STATED EXERCISE -
Transcribe all the records exactly and omit any images they hold.
--- start ---
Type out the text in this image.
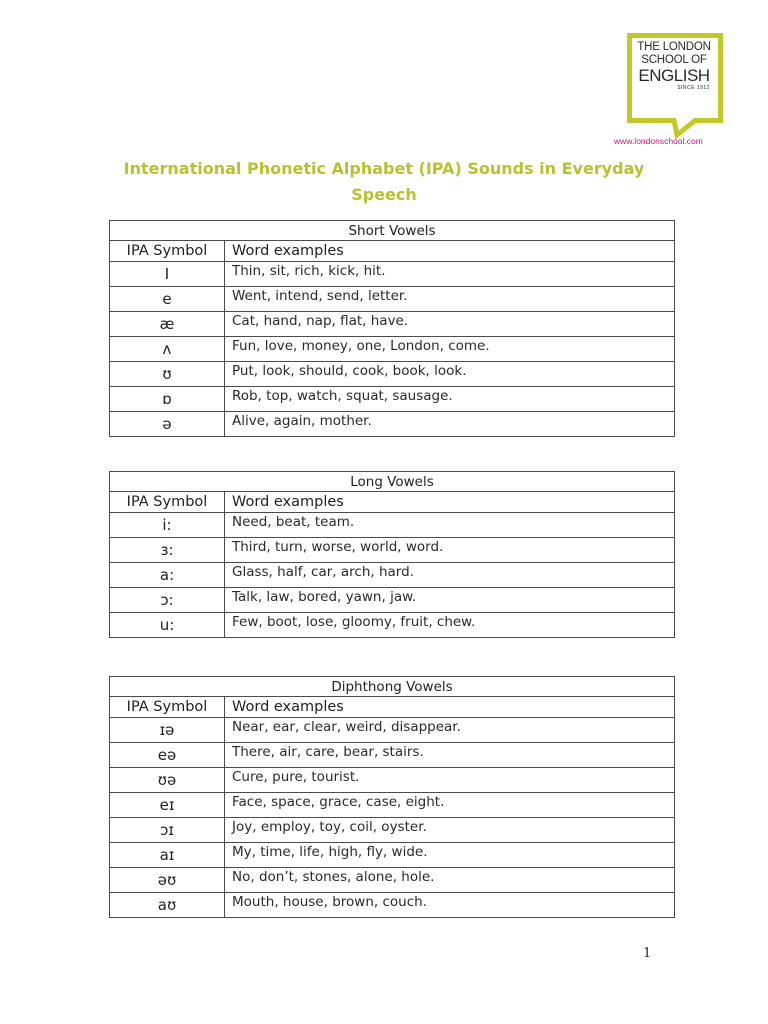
THE LONDON
SCHOOL OF
ENGLISH
SINCE 1912
www.londonschool.com
International Phonetic Alphabet (IPA) Sounds in Everyday Speech
Short Vowels	
IPA Symbol	Word examples
I	Thin, sit, rich, kick, hit.
e	Went, intend, send, letter.
æ	Cat, hand, nap, flat, have.
ʌ	Fun, love, money, one, London, come.
ʊ	Put, look, should, cook, book, look.
ɒ	Rob, top, watch, squat, sausage.
ə	Alive, again, mother.
Long Vowels	
IPA Symbol	Word examples
i:	Need, beat, team.
ɜ:	Third, turn, worse, world, word.
a:	Glass, half, car, arch, hard.
ɔ:	Talk, law, bored, yawn, jaw.
u:	Few, boot, lose, gloomy, fruit, chew.
Diphthong Vowels	
IPA Symbol	Word examples
ɪə	Near, ear, clear, weird, disappear.
eə	There, air, care, bear, stairs.
ʊə	Cure, pure, tourist.
eɪ	Face, space, grace, case, eight.
ɔɪ	Joy, employ, toy, coil, oyster.
aɪ	My, time, life, high, fly, wide.
əʊ	No, don’t, stones, alone, hole.
aʊ	Mouth, house, brown, couch.
1
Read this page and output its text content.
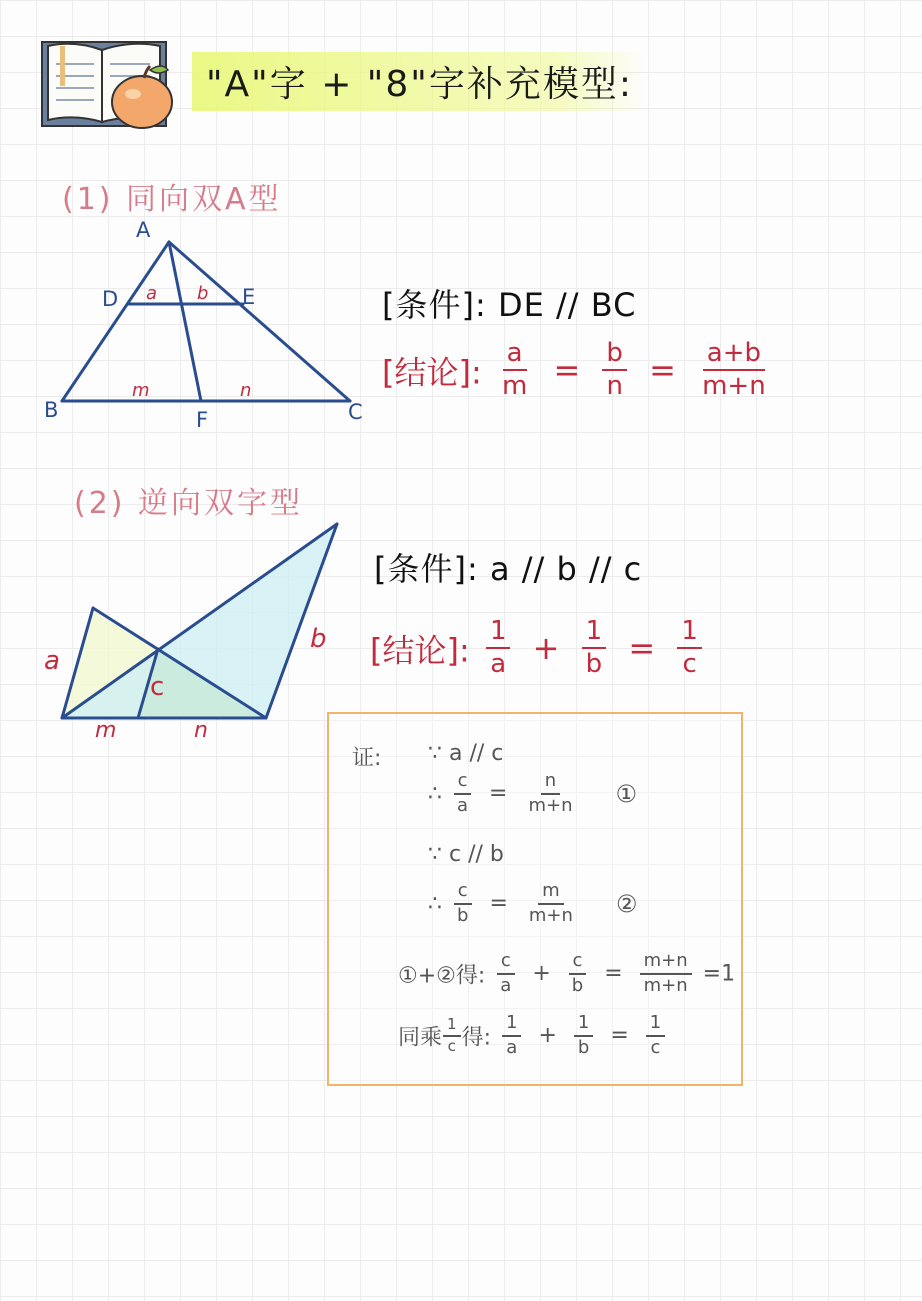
"A"字 + "8"字补充模型:
(1) 同向双A型
A
D	E
B	C
F
a b
m	n
[条件]: DE // BC
[结论]: $\frac{a}{m} = \frac{b}{n} = \frac{a+b}{m+n}$
(2) 逆向双字型
a
b
c
m	n
[条件]: a // b // c
[结论]: $\frac{1}{a} + \frac{1}{b} = \frac{1}{c}$
证: ∵ a // c
∴ $\frac{c}{a} = \frac{n}{m+n}$ ①
∵ c // b
∴ $\frac{c}{b} = \frac{m}{m+n}$ ②
①+②得: $\frac{c}{a} + \frac{c}{b} = \frac{m+n}{m+n} =1$
同乘 $\frac{1}{c}$ 得: $\frac{1}{a} + \frac{1}{b} = \frac{1}{c}$
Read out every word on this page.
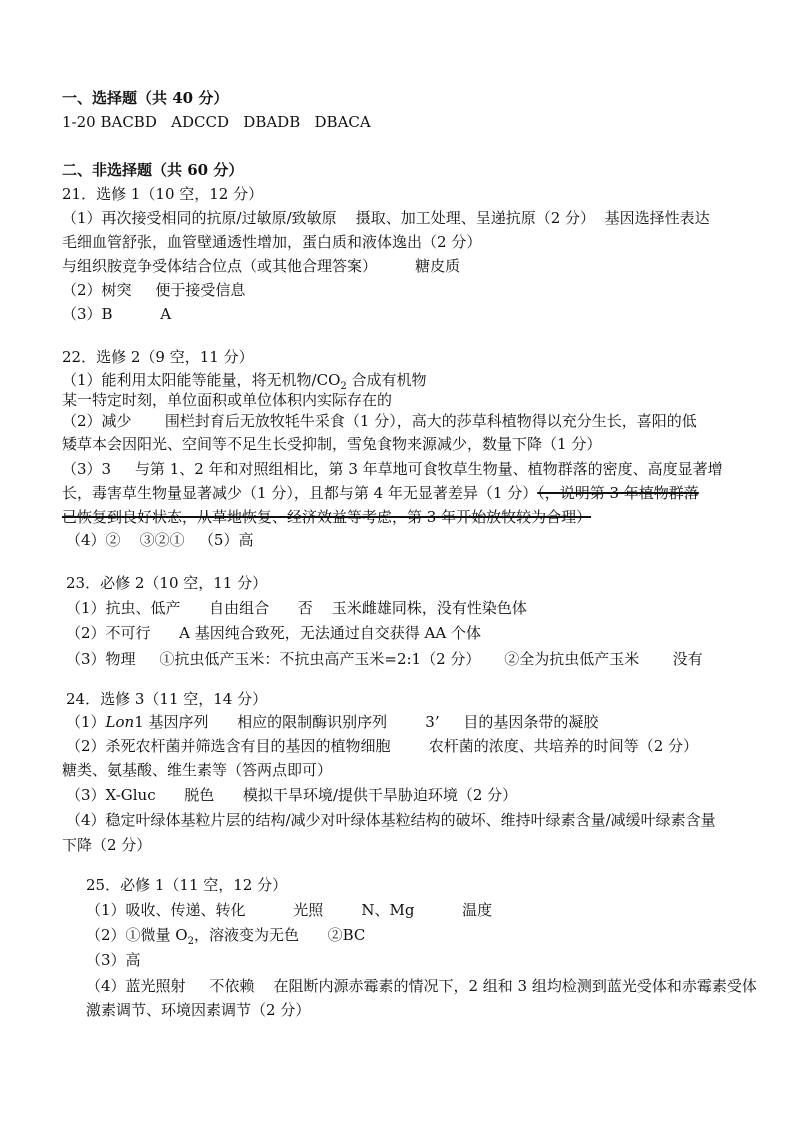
一、选择题（共 40 分）
1-20 BACBD   ADCCD   DBADB   DBACA
二、非选择题（共 60 分）
21．选修 1（10 空，12 分）
（1）再次接受相同的抗原/过敏原/致敏原    摄取、加工处理、呈递抗原（2 分）  基因选择性表达
毛细血管舒张，血管壁通透性增加，蛋白质和液体逸出（2 分）
与组织胺竞争受体结合位点（或其他合理答案）        糖皮质
（2）树突     便于接受信息
（3）B          A
22．选修 2（9 空，11 分）
（1）能利用太阳能等能量，将无机物$/CO_2$ 合成有机物
某一特定时刻，单位面积或单位体积内实际存在的
（2）减少       围栏封育后无放牧牦牛采食（1 分），高大的莎草科植物得以充分生长，喜阳的低
矮草本会因阳光、空间等不足生长受抑制，雪兔食物来源减少，数量下降（1 分）
（3）3     与第 1、2 年和对照组相比，第 3 年草地可食牧草生物量、植物群落的密度、高度显著增
长，毒害草生物量显著减少（1 分），且都与第 4 年无显著差异（1 分）（，说明第 3 年植物群落
已恢复到良好状态，从草地恢复、经济效益等考虑，第 3 年开始放牧较为合理）
（4）②    ③②①   （5）高
23．必修 2（10 空，11 分）
（1）抗虫、低产      自由组合      否    玉米雌雄同株，没有性染色体
（2）不可行      A 基因纯合致死，无法通过自交获得 AA 个体
（3）物理     ①抗虫低产玉米：不抗虫高产玉米=2:1（2 分）     ②全为抗虫低产玉米       没有
24．选修 3（11 空，14 分）
（1）Lon1 基因序列      相应的限制酶识别序列        3’     目的基因条带的凝胶
（2）杀死农杆菌并筛选含有目的基因的植物细胞        农杆菌的浓度、共培养的时间等（2 分）
糖类、氨基酸、维生素等（答两点即可）
（3）X-Gluc      脱色      模拟干旱环境/提供干旱胁迫环境（2 分）
（4）稳定叶绿体基粒片层的结构/减少对叶绿体基粒结构的破坏、维持叶绿素含量/减缓叶绿素含量
下降（2 分）
25．必修 1（11 空，12 分）
（1）吸收、传递、转化          光照        N、Mg          温度
（2）①微量 $O_2$，溶液变为无色      ②BC
（3）高
（4）蓝光照射     不依赖    在阻断内源赤霉素的情况下，2 组和 3 组均检测到蓝光受体和赤霉素受体
激素调节、环境因素调节（2 分）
--- end ---
SOLUTION -
Type out the text in this image.
THE LONDON
SCHOOL OF
ENGLISH
SINCE 1912
www.londonschool.com
International Phonetic Alphabet (IPA) Sounds in Everyday Speech
Short Vowels	
IPA Symbol	Word examples
I	Thin, sit, rich, kick, hit.
e	Went, intend, send, letter.
æ	Cat, hand, nap, flat, have.
ʌ	Fun, love, money, one, London, come.
ʊ	Put, look, should, cook, book, look.
ɒ	Rob, top, watch, squat, sausage.
ə	Alive, again, mother.
Long Vowels	
IPA Symbol	Word examples
i:	Need, beat, team.
ɜ:	Third, turn, worse, world, word.
a:	Glass, half, car, arch, hard.
ɔ:	Talk, law, bored, yawn, jaw.
u:	Few, boot, lose, gloomy, fruit, chew.
Diphthong Vowels	
IPA Symbol	Word examples
ɪə	Near, ear, clear, weird, disappear.
eə	There, air, care, bear, stairs.
ʊə	Cure, pure, tourist.
eɪ	Face, space, grace, case, eight.
ɔɪ	Joy, employ, toy, coil, oyster.
aɪ	My, time, life, high, fly, wide.
əʊ	No, don’t, stones, alone, hole.
aʊ	Mouth, house, brown, couch.
1
Read this page and output its text content.
"A"字 + "8"字补充模型:
(1) 同向双A型
A
D	E
B	C
F
a b
m	n
[条件]: DE // BC
[结论]: $\frac{a}{m} = \frac{b}{n} = \frac{a+b}{m+n}$
(2) 逆向双字型
a
b
c
m	n
[条件]: a // b // c
[结论]: $\frac{1}{a} + \frac{1}{b} = \frac{1}{c}$
证: ∵ a // c
∴ $\frac{c}{a} = \frac{n}{m+n}$ ①
∵ c // b
∴ $\frac{c}{b} = \frac{m}{m+n}$ ②
①+②得: $\frac{c}{a} + \frac{c}{b} = \frac{m+n}{m+n} =1$
同乘 $\frac{1}{c}$ 得: $\frac{1}{a} + \frac{1}{b} = \frac{1}{c}$
Read out every word on this page.
一、选择题（共 40 分）
1-20 BACBD   ADCCD   DBADB   DBACA
二、非选择题（共 60 分）
21．选修 1（10 空，12 分）
（1）再次接受相同的抗原/过敏原/致敏原    摄取、加工处理、呈递抗原（2 分）  基因选择性表达
毛细血管舒张，血管壁通透性增加，蛋白质和液体逸出（2 分）
与组织胺竞争受体结合位点（或其他合理答案）        糖皮质
（2）树突     便于接受信息
（3）B          A
22．选修 2（9 空，11 分）
（1）能利用太阳能等能量，将无机物$/CO_2$ 合成有机物
某一特定时刻，单位面积或单位体积内实际存在的
（2）减少       围栏封育后无放牧牦牛采食（1 分），高大的莎草科植物得以充分生长，喜阳的低
矮草本会因阳光、空间等不足生长受抑制，雪兔食物来源减少，数量下降（1 分）
（3）3     与第 1、2 年和对照组相比，第 3 年草地可食牧草生物量、植物群落的密度、高度显著增
长，毒害草生物量显著减少（1 分），且都与第 4 年无显著差异（1 分）（，说明第 3 年植物群落
已恢复到良好状态，从草地恢复、经济效益等考虑，第 3 年开始放牧较为合理）
（4）②    ③②①   （5）高
23．必修 2（10 空，11 分）
（1）抗虫、低产      自由组合      否    玉米雌雄同株，没有性染色体
（2）不可行      A 基因纯合致死，无法通过自交获得 AA 个体
（3）物理     ①抗虫低产玉米：不抗虫高产玉米=2:1（2 分）     ②全为抗虫低产玉米       没有
24．选修 3（11 空，14 分）
（1）Lon1 基因序列      相应的限制酶识别序列        3’     目的基因条带的凝胶
（2）杀死农杆菌并筛选含有目的基因的植物细胞        农杆菌的浓度、共培养的时间等（2 分）
糖类、氨基酸、维生素等（答两点即可）
（3）X-Gluc      脱色      模拟干旱环境/提供干旱胁迫环境（2 分）
（4）稳定叶绿体基粒片层的结构/减少对叶绿体基粒结构的破坏、维持叶绿素含量/减缓叶绿素含量
下降（2 分）
25．必修 1（11 空，12 分）
（1）吸收、传递、转化          光照        N、Mg          温度
（2）①微量 $O_2$，溶液变为无色      ②BC
（3）高
（4）蓝光照射     不依赖    在阻断内源赤霉素的情况下，2 组和 3 组均检测到蓝光受体和赤霉素受体
激素调节、环境因素调节（2 分）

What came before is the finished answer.